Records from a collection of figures
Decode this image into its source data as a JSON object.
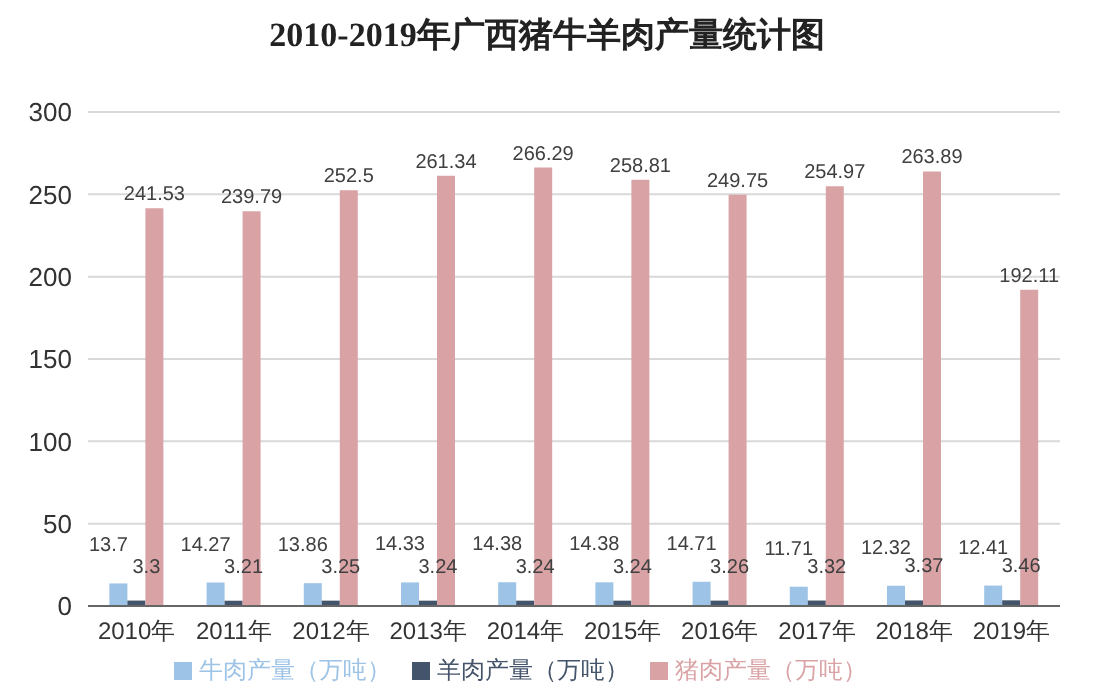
{
  "chart_data": {
    "type": "bar",
    "title": "2010-2019年广西猪牛羊肉产量统计图",
    "categories": [
      "2010年",
      "2011年",
      "2012年",
      "2013年",
      "2014年",
      "2015年",
      "2016年",
      "2017年",
      "2018年",
      "2019年"
    ],
    "series": [
      {
        "name": "牛肉产量（万吨）",
        "color": "#9dc3e6",
        "values": [
          13.7,
          14.27,
          13.86,
          14.33,
          14.38,
          14.38,
          14.71,
          11.71,
          12.32,
          12.41
        ]
      },
      {
        "name": "羊肉产量（万吨）",
        "color": "#44546a",
        "values": [
          3.3,
          3.21,
          3.25,
          3.24,
          3.24,
          3.24,
          3.26,
          3.32,
          3.37,
          3.46
        ]
      },
      {
        "name": "猪肉产量（万吨）",
        "color": "#d9a3a6",
        "values": [
          241.53,
          239.79,
          252.5,
          261.34,
          266.29,
          258.81,
          249.75,
          254.97,
          263.89,
          192.11
        ]
      }
    ],
    "ylim": [
      0,
      300
    ],
    "yticks": [
      0,
      50,
      100,
      150,
      200,
      250,
      300
    ],
    "grid": "y",
    "legend": "bottom",
    "data_labels": true
  }
}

OBJECTIVE:
Exclude the pictures and repeat every other part of the records word for word.

THE OUTPUT:
Decode this image into its source data as a JSON object.
{
  "chart_data": {
    "type": "bar",
    "title": "2010-2019年广西猪牛羊肉产量统计图",
    "categories": [
      "2010年",
      "2011年",
      "2012年",
      "2013年",
      "2014年",
      "2015年",
      "2016年",
      "2017年",
      "2018年",
      "2019年"
    ],
    "series": [
      {
        "name": "牛肉产量（万吨）",
        "color": "#9dc3e6",
        "values": [
          13.7,
          14.27,
          13.86,
          14.33,
          14.38,
          14.38,
          14.71,
          11.71,
          12.32,
          12.41
        ]
      },
      {
        "name": "羊肉产量（万吨）",
        "color": "#44546a",
        "values": [
          3.3,
          3.21,
          3.25,
          3.24,
          3.24,
          3.24,
          3.26,
          3.32,
          3.37,
          3.46
        ]
      },
      {
        "name": "猪肉产量（万吨）",
        "color": "#d9a3a6",
        "values": [
          241.53,
          239.79,
          252.5,
          261.34,
          266.29,
          258.81,
          249.75,
          254.97,
          263.89,
          192.11
        ]
      }
    ],
    "ylim": [
      0,
      300
    ],
    "yticks": [
      0,
      50,
      100,
      150,
      200,
      250,
      300
    ],
    "grid": "y",
    "legend": "bottom",
    "data_labels": true
  }
}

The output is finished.